◆ Direction ◆
Find each line containing the string "next". Copy it.

________

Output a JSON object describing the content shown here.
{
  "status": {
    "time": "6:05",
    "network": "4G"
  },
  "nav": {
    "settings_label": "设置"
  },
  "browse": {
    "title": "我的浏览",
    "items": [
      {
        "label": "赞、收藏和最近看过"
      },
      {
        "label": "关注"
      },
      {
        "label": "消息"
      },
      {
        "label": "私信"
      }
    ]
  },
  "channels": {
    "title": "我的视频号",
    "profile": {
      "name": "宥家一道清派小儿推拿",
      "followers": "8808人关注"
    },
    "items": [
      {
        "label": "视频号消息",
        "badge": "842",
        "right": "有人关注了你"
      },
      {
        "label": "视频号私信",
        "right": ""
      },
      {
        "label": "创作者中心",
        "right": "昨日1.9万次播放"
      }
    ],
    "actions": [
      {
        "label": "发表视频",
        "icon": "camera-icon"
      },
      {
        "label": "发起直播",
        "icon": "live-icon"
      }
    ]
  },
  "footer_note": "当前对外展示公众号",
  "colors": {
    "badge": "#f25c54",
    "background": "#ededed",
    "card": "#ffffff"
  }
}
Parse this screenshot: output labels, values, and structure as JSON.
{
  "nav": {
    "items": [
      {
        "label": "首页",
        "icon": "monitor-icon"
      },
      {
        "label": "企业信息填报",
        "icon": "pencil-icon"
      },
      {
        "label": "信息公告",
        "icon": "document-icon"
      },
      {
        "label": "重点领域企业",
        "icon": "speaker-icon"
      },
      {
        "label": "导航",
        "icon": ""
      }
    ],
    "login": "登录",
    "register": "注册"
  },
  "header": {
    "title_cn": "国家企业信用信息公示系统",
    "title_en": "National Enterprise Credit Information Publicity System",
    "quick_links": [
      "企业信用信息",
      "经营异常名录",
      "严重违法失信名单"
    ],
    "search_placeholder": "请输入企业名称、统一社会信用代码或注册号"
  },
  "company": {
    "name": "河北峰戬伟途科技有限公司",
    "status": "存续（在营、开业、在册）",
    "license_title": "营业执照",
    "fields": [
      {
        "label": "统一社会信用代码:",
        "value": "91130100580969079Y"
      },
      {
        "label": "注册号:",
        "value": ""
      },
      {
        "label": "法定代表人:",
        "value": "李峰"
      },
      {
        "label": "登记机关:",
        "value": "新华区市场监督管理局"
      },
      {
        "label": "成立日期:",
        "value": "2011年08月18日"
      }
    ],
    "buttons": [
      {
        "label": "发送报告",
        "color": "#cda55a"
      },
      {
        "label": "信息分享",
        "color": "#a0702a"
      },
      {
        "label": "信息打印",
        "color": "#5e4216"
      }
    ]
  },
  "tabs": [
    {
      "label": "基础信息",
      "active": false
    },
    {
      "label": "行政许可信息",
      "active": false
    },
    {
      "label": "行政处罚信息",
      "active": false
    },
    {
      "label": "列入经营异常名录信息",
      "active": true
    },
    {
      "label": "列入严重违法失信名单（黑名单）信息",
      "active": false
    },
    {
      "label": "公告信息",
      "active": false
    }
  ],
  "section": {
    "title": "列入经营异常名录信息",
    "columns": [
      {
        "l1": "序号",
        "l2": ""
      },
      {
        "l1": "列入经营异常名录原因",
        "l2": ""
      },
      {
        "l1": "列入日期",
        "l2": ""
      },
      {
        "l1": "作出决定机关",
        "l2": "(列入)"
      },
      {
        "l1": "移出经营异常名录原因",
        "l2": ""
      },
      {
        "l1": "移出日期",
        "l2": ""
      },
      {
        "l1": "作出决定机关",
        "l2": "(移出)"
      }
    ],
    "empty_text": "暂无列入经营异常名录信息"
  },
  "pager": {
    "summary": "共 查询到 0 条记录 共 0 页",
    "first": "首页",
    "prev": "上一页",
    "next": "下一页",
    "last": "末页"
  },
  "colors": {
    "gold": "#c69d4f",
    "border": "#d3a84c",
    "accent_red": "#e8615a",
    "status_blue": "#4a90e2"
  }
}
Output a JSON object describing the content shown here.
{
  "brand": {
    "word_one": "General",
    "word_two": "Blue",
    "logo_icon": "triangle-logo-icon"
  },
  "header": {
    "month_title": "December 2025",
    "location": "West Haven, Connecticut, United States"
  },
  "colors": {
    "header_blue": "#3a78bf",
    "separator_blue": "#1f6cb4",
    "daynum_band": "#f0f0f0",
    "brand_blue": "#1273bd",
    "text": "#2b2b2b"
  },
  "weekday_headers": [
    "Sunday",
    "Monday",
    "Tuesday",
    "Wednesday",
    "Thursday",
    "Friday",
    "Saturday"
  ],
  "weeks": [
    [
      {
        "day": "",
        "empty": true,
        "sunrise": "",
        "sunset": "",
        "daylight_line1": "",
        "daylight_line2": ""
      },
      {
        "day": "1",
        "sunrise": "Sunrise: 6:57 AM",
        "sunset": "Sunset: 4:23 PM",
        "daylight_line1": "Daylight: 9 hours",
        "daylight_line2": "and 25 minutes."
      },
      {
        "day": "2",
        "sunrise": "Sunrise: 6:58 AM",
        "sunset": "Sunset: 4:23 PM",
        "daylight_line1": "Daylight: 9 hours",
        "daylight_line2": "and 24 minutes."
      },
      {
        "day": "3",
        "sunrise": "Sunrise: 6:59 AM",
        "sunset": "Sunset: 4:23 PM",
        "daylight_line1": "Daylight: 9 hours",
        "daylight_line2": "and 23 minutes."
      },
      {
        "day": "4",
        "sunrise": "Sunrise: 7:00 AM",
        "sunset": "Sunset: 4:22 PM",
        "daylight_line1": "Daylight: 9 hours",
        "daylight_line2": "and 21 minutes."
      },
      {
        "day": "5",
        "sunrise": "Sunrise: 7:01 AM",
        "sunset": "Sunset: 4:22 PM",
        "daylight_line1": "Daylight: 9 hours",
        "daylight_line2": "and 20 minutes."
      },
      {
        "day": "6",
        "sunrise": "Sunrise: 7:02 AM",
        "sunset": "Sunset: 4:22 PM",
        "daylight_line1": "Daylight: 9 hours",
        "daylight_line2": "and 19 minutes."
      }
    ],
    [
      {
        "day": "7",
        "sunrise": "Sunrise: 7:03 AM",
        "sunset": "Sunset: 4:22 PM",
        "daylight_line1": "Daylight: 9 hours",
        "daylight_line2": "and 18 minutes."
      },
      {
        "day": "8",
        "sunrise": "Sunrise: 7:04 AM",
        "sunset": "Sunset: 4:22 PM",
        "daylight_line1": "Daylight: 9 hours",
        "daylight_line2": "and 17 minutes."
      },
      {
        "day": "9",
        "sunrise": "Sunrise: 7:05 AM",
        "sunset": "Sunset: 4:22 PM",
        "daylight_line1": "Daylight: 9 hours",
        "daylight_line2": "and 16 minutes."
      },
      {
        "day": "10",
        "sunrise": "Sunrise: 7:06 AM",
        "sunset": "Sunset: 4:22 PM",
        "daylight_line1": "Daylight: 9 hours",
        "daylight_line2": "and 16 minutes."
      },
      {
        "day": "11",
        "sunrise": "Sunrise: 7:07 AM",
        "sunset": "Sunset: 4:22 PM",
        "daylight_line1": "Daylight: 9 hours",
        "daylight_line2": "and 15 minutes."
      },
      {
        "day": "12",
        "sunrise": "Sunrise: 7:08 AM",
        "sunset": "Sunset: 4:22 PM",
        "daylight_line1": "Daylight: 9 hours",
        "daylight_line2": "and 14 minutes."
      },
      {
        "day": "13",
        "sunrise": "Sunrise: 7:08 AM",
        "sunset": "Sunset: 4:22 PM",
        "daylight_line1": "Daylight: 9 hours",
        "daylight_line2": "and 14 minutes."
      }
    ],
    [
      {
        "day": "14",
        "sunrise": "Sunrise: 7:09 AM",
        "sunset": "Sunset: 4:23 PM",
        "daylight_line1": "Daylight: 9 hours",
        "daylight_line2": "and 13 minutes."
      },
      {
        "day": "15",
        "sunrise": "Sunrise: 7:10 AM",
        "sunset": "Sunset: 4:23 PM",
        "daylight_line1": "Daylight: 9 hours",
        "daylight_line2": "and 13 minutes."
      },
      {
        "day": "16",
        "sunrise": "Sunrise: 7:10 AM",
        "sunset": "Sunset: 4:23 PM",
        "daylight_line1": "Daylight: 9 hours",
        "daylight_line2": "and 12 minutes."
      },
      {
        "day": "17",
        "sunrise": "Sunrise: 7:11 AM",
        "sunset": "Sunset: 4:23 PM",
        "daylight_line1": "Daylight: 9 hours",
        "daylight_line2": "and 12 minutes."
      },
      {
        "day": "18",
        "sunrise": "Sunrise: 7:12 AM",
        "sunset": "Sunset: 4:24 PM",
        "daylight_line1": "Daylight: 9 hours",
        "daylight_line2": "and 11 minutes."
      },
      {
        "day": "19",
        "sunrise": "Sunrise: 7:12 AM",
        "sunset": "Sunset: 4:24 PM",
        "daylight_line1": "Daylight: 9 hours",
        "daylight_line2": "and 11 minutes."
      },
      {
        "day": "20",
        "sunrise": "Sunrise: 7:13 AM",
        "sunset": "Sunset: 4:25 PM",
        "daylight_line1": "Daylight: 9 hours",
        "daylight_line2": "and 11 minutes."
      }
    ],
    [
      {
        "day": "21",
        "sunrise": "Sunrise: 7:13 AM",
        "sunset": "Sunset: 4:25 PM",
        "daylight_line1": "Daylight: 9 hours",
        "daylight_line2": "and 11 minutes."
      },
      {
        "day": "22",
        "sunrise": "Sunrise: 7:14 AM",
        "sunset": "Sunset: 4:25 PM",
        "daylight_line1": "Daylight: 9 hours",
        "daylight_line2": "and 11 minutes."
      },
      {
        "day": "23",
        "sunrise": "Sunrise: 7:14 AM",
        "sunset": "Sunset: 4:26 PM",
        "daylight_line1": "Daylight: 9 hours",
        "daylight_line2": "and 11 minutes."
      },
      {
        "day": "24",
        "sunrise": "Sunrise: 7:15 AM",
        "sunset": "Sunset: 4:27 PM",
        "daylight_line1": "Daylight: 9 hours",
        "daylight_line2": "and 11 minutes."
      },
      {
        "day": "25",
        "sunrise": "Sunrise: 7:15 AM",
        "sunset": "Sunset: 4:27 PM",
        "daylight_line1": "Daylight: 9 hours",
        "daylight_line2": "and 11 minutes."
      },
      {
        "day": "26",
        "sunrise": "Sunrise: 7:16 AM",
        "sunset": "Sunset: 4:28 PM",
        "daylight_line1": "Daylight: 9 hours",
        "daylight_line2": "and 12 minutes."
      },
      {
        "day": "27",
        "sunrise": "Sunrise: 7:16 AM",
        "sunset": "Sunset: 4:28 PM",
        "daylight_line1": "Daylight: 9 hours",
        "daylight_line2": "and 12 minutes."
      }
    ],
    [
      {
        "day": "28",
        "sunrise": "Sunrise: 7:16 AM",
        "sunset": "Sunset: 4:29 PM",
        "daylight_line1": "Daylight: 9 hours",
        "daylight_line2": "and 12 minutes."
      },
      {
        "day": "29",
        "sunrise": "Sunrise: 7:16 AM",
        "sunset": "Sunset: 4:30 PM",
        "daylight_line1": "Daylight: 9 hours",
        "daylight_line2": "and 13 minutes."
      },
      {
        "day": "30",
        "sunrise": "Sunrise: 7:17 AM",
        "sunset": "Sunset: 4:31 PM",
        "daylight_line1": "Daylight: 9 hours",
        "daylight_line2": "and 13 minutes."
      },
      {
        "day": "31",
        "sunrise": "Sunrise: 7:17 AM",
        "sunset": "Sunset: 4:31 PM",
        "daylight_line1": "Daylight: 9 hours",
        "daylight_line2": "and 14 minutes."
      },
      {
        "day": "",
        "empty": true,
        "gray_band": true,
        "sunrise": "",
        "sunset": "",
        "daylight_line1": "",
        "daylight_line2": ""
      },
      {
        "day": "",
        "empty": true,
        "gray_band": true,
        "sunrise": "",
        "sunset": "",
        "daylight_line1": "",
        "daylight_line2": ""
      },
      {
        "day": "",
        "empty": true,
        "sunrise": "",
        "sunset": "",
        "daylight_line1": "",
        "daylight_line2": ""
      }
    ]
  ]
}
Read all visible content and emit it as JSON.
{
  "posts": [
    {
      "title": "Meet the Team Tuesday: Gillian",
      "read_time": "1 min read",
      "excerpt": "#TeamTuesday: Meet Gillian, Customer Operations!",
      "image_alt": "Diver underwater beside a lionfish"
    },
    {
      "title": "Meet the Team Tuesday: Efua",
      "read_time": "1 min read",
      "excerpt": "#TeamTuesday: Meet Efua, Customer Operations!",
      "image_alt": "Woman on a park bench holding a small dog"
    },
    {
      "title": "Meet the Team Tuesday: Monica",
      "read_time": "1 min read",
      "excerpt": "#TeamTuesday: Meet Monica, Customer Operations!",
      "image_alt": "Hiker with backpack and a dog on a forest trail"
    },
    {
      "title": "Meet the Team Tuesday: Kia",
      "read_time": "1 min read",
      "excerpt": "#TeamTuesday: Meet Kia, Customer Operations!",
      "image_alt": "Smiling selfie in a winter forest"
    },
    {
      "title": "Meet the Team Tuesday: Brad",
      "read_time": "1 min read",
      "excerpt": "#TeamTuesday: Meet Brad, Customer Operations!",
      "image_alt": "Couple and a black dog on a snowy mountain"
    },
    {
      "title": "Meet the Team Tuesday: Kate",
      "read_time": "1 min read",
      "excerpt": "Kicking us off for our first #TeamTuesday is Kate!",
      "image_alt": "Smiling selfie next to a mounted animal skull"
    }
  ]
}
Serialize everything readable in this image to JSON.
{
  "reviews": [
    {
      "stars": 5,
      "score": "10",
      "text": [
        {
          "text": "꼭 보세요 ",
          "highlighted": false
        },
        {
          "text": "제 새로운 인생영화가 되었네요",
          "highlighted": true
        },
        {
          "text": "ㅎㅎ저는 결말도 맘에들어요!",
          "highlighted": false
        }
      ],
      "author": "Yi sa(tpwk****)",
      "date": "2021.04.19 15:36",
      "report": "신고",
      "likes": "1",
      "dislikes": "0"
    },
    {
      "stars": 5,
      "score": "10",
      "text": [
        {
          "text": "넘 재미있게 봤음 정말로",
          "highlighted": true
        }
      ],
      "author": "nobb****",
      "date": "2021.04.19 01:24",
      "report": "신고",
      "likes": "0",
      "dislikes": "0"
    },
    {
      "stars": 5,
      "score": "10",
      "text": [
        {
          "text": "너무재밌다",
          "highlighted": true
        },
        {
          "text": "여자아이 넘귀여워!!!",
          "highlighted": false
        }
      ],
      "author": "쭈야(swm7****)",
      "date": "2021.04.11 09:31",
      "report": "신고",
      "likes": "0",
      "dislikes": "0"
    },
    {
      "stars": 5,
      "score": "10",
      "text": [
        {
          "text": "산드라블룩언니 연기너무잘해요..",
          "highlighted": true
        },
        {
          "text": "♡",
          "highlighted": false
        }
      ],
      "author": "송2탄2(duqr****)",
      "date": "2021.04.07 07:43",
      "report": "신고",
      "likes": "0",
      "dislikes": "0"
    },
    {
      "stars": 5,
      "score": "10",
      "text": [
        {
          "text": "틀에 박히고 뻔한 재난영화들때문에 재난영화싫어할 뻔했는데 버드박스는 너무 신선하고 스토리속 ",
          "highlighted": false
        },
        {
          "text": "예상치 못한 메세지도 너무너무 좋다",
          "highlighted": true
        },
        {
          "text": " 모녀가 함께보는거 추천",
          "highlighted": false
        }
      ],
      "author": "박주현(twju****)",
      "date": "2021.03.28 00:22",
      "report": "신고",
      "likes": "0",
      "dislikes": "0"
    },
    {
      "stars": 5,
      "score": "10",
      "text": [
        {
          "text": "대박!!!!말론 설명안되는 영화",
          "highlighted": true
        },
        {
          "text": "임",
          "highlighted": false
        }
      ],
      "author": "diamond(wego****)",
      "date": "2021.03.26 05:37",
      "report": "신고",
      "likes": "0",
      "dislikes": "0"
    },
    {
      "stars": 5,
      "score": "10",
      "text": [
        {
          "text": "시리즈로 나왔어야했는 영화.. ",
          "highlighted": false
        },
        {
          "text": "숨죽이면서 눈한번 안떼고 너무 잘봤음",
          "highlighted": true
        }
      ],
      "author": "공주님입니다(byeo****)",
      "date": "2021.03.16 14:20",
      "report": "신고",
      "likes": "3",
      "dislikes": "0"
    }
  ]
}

________

◆ The output ◆
    "next": "下一页",
      "image_alt": "Smiling selfie next to a mounted animal skull"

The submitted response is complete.